GIVEN PROBLEM: Set down the whole listing verbatim.
# START OF DATA RECORDS
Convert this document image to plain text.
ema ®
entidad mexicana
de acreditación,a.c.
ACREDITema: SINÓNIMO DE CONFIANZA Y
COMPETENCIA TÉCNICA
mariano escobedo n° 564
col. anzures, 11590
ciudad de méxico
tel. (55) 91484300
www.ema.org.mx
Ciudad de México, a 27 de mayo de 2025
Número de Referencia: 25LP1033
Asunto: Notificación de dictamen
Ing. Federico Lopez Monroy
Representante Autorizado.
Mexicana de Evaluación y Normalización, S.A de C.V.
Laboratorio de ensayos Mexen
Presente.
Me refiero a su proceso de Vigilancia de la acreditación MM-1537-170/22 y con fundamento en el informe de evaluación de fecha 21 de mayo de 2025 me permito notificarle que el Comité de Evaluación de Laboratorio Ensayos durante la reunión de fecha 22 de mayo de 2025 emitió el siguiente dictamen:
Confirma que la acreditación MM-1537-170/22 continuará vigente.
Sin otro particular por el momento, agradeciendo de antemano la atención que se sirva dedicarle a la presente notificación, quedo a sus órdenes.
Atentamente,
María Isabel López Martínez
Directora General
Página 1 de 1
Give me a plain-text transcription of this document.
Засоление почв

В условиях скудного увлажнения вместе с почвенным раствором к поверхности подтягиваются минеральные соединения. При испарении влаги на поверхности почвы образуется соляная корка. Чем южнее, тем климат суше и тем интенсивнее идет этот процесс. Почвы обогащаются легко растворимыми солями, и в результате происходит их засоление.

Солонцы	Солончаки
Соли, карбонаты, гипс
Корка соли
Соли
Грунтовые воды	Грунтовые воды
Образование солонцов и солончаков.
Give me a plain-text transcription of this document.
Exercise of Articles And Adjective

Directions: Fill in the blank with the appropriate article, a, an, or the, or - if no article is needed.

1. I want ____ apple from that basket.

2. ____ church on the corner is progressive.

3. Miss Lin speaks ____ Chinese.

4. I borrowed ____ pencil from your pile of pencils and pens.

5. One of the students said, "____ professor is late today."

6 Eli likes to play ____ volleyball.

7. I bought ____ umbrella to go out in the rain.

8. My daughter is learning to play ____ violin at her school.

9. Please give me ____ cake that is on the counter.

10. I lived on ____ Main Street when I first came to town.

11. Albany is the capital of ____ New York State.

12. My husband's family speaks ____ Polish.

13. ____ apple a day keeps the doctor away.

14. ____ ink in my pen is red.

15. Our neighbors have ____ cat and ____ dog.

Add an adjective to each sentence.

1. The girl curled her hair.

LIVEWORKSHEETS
# END OF DATA RECORDS
EXERCISE ANSWER:
Convert this document image to plain text.
ema ®
entidad mexicana
de acreditación,a.c.
ACREDITema: SINÓNIMO DE CONFIANZA Y
COMPETENCIA TÉCNICA
mariano escobedo n° 564
col. anzures, 11590
ciudad de méxico
tel. (55) 91484300
www.ema.org.mx
Ciudad de México, a 27 de mayo de 2025
Número de Referencia: 25LP1033
Asunto: Notificación de dictamen
Ing. Federico Lopez Monroy
Representante Autorizado.
Mexicana de Evaluación y Normalización, S.A de C.V.
Laboratorio de ensayos Mexen
Presente.
Me refiero a su proceso de Vigilancia de la acreditación MM-1537-170/22 y con fundamento en el informe de evaluación de fecha 21 de mayo de 2025 me permito notificarle que el Comité de Evaluación de Laboratorio Ensayos durante la reunión de fecha 22 de mayo de 2025 emitió el siguiente dictamen:
Confirma que la acreditación MM-1537-170/22 continuará vigente.
Sin otro particular por el momento, agradeciendo de antemano la atención que se sirva dedicarle a la presente notificación, quedo a sus órdenes.
Atentamente,
María Isabel López Martínez
Directora General
Página 1 de 1
Give me a plain-text transcription of this document.
Засоление почв

В условиях скудного увлажнения вместе с почвенным раствором к поверхности подтягиваются минеральные соединения. При испарении влаги на поверхности почвы образуется соляная корка. Чем южнее, тем климат суше и тем интенсивнее идет этот процесс. Почвы обогащаются легко растворимыми солями, и в результате происходит их засоление.

Солонцы	Солончаки
Соли, карбонаты, гипс
Корка соли
Соли
Грунтовые воды	Грунтовые воды
Образование солонцов и солончаков.
Give me a plain-text transcription of this document.
Exercise of Articles And Adjective

Directions: Fill in the blank with the appropriate article, a, an, or the, or - if no article is needed.

1. I want ____ apple from that basket.

2. ____ church on the corner is progressive.

3. Miss Lin speaks ____ Chinese.

4. I borrowed ____ pencil from your pile of pencils and pens.

5. One of the students said, "____ professor is late today."

6 Eli likes to play ____ volleyball.

7. I bought ____ umbrella to go out in the rain.

8. My daughter is learning to play ____ violin at her school.

9. Please give me ____ cake that is on the counter.

10. I lived on ____ Main Street when I first came to town.

11. Albany is the capital of ____ New York State.

12. My husband's family speaks ____ Polish.

13. ____ apple a day keeps the doctor away.

14. ____ ink in my pen is red.

15. Our neighbors have ____ cat and ____ dog.

Add an adjective to each sentence.

1. The girl curled her hair.

LIVEWORKSHEETS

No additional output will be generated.